====== Texto proporcionado ======

En esto de la crisis hay una tendencia orgánica a convertir en villanos a los que no pueden pagar su casa o a los que se buscan la vida con chapuzas para aumentar el subsidio. Pero no son otra cosa que víctimas. La villanía real está en el montaje catastrófico del sistema financiero y en sus consecuencias, socializadas entre todos los ciudadanos con rebajas de sueldos, copagos sanitarios, subidas de impuestos, cierres de pequeñas y medianas empresas, una paro brutal, y por supuesto un ataque a la dignidad humana del ciudadano de a pie: al que una y otra vez se le llama al orden para que copie la divinidades laborales del germano de la salchicha, cuando no al oriental del cuenco de arroz. El terror al Apocalipsis económico ha teledirigido la gestión a subsanar el agujero de la banca, pero una vez encontrada la silicona para cubrir el orificio no queda más remedio que exigir a estos señores que colaboren para atajar el estropicio de los efectos colaterales. Simplemente se está ante la pobreza, no sólo de la del que pide dinero en la calle, sino también la del científico que pierde la ayuda para su laboratorio, la del arquitecto que ve irremediable dejar a su familia para trabajar en el extranjero, la de la familia que debe elegir entre pagar los estudios universitarios a uno u otro hijo por culpa de la subida de las tasas... Un paisaje social duro de roer... Una destrucción de perspectivas a la que hay que añadir un peso extra: qué ocurrirá el día después. ¿Volverán los mismos villanos? ¿Nos devolverán lo que nos hemos quitado de la boca para conseguir el equilibrio del Tesoro? ¿Nos maltratarán como trabajadores sin límites? ¿Nos agradecerán los servicios prestados? No sé cuál es la respuesta.

======

### Requisitos de tarea
Responda con base en el texto sobre la crisis:
1. ¿Dónde sitúa el texto la villanía real?
2. ¿A qué ha teledirigido la gestión el terror al Apocalipsis económico?
3. ¿Entre qué debe elegir la familia afectada por la subida de las tasas?
Las líneas que aparecen a continuación no son necesarias.

====== Datos ======

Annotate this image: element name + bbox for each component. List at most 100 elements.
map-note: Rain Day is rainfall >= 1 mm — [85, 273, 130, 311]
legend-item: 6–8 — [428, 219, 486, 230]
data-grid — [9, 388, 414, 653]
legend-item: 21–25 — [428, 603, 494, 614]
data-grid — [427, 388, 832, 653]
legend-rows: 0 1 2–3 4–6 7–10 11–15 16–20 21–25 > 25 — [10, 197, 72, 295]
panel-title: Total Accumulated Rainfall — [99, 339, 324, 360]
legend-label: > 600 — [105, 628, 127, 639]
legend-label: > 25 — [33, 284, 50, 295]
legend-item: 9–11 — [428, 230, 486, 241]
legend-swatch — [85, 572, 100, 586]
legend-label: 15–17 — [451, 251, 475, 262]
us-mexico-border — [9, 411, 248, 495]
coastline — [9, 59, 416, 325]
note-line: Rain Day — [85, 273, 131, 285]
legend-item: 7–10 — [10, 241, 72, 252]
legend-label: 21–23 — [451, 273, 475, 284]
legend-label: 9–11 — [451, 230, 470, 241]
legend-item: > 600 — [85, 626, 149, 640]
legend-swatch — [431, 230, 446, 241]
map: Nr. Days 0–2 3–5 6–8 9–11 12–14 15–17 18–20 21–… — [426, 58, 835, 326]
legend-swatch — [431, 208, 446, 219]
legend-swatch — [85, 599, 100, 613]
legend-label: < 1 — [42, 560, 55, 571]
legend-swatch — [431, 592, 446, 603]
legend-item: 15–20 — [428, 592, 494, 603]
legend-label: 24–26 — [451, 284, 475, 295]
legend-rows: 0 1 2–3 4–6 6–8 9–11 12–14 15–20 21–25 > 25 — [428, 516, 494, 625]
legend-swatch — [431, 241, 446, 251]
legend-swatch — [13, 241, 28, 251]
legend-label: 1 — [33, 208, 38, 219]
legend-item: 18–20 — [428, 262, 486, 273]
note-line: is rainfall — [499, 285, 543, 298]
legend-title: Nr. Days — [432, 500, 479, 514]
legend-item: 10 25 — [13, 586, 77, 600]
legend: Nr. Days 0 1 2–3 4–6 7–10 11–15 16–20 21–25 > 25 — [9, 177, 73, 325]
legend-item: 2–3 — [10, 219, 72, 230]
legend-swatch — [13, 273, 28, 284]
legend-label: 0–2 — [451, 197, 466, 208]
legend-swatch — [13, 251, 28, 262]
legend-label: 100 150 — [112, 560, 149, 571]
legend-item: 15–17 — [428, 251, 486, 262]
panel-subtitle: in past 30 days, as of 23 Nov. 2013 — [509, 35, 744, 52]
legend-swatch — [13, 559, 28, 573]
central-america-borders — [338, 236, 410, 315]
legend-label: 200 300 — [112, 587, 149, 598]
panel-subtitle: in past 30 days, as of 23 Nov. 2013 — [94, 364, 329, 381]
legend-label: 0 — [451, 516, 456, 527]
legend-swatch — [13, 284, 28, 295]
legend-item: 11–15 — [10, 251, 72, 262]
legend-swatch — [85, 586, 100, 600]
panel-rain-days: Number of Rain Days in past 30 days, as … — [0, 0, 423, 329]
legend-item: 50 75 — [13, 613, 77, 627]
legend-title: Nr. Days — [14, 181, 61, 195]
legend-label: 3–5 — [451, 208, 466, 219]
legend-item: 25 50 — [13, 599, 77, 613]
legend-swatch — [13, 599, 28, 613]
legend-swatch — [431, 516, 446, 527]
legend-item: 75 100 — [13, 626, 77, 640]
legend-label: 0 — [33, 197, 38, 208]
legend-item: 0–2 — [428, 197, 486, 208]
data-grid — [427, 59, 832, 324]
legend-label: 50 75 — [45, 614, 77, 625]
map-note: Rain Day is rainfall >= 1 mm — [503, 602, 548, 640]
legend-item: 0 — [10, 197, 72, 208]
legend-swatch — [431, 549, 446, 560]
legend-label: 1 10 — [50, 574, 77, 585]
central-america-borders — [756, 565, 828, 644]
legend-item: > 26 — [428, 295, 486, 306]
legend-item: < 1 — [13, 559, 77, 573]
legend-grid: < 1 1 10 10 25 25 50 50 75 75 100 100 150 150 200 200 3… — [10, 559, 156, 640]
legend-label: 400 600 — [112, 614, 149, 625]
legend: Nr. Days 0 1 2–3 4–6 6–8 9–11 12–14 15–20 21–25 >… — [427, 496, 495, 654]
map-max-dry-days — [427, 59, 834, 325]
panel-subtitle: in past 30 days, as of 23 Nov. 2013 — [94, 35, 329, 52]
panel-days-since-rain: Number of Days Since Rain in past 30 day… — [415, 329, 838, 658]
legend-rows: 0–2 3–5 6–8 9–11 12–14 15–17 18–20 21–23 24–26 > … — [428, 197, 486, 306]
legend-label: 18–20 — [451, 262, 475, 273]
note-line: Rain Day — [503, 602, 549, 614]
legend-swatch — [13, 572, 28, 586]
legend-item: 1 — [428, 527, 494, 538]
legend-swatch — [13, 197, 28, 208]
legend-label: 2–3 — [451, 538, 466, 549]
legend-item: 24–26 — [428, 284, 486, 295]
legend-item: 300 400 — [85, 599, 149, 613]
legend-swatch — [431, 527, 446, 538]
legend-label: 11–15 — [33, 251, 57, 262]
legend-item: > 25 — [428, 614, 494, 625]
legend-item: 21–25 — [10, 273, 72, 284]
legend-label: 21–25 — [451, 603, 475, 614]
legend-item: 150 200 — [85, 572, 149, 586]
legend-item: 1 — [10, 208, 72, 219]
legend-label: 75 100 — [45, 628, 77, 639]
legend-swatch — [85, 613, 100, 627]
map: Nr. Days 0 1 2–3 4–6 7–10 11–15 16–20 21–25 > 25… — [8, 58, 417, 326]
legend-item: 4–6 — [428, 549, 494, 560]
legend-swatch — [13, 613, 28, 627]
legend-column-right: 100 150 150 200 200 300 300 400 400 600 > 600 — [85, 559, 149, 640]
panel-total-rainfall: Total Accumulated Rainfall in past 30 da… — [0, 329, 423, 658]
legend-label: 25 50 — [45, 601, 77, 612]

======

### Solución propuesta
1. En el montaje catastrófico del sistema financiero y en sus consecuencias.
2. A subsanar el agujero de la banca.
3. Entre pagar los estudios universitarios a uno u otro hijo.